- Directions -
Look for the word "GnRH" in the entries below, then copy every line that has it.

- Items listed in a dataset -
══════════

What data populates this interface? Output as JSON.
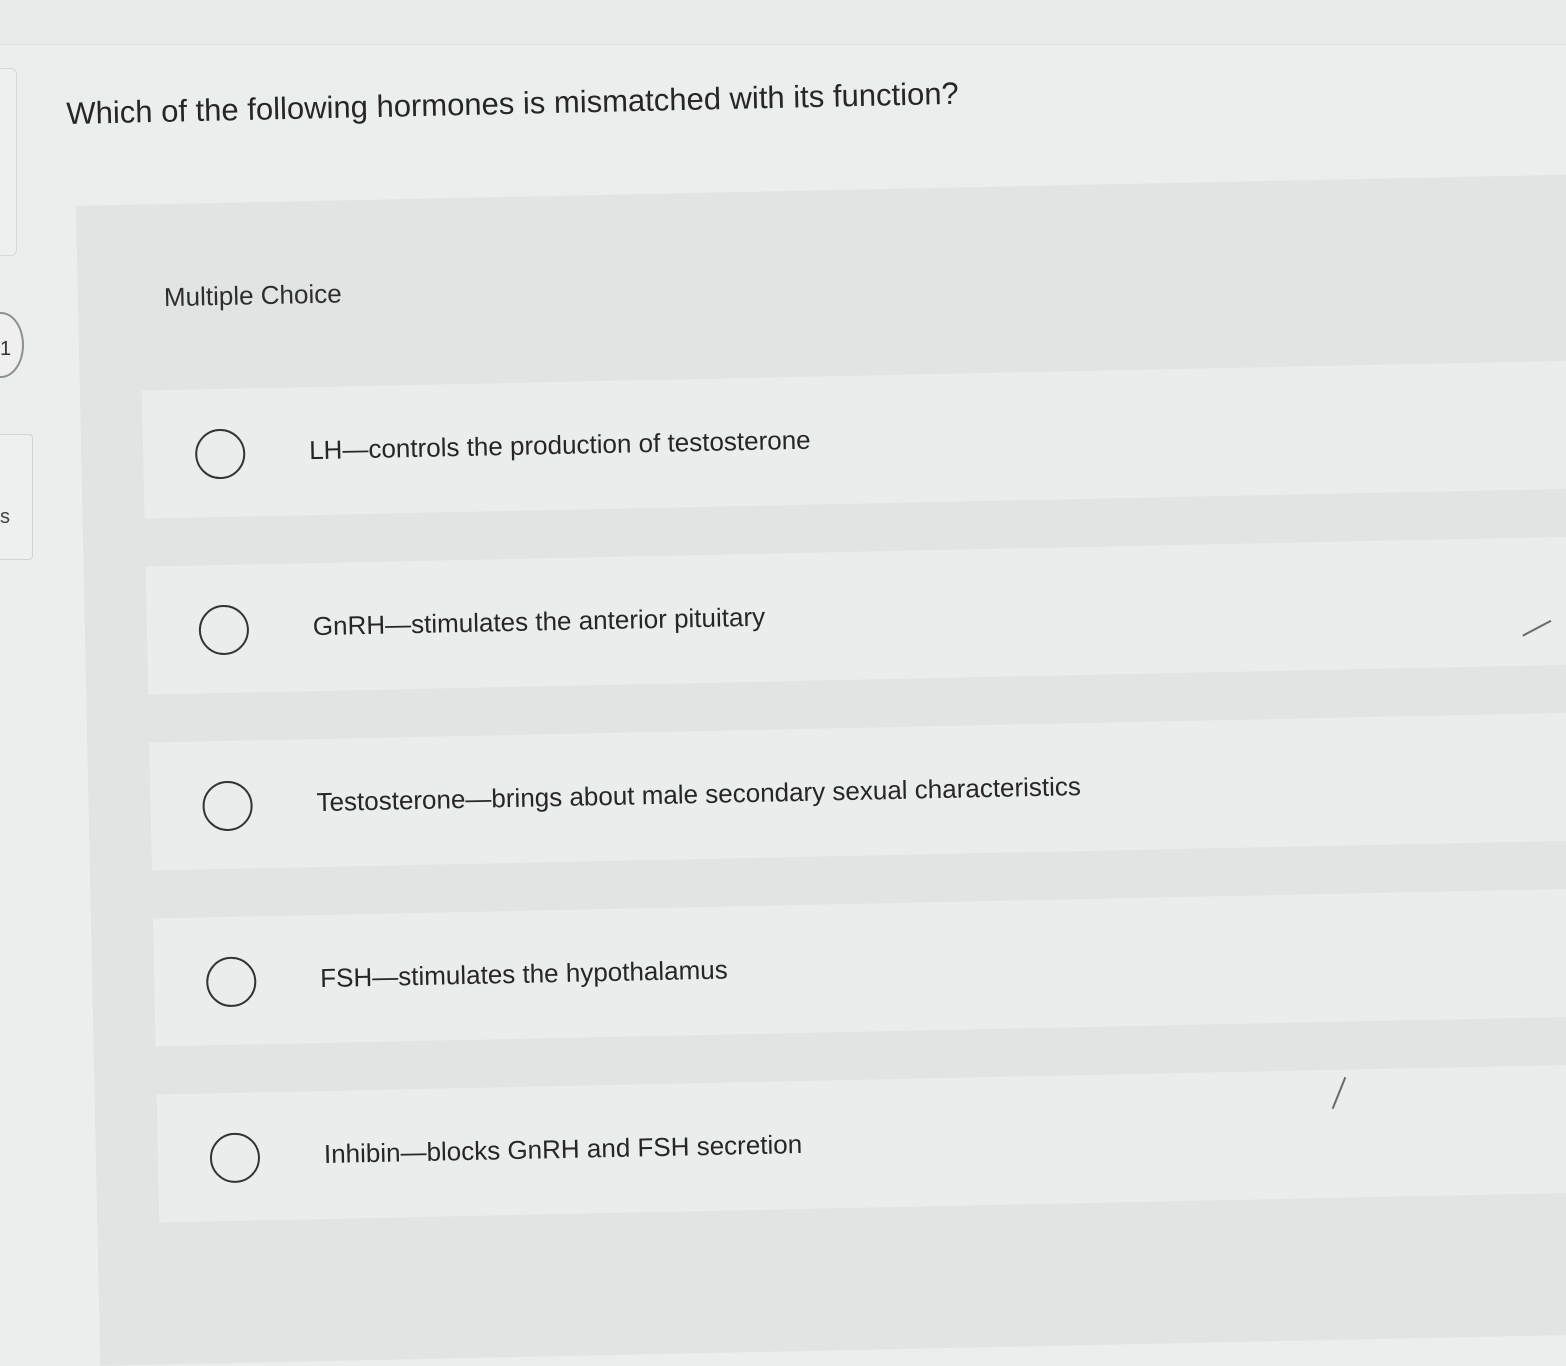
{
  "question": {
    "text": "Which of the following hormones is mismatched with its function?"
  },
  "answer_area": {
    "type_label": "Multiple Choice",
    "options": [
      {
        "label": "LH—controls the production of testosterone",
        "selected": false
      },
      {
        "label": "GnRH—stimulates the anterior pituitary",
        "selected": false
      },
      {
        "label": "Testosterone—brings about male secondary sexual characteristics",
        "selected": false
      },
      {
        "label": "FSH—stimulates the hypothalamus",
        "selected": false
      },
      {
        "label": "Inhibin—blocks GnRH and FSH secretion",
        "selected": false
      }
    ]
  },
  "left_rail": {
    "question_number_fragment": "1",
    "tab_fragment": "s"
  },
  "colors": {
    "background": "#eceded",
    "panel": "#e2e3e3",
    "option_row": "#ebecec",
    "text": "#262626",
    "radio_border": "#333333"
  }
}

══════════

- Task output -
        "label": "GnRH—stimulates the anterior pituitary",
        "label": "Inhibin—blocks GnRH and FSH secretion",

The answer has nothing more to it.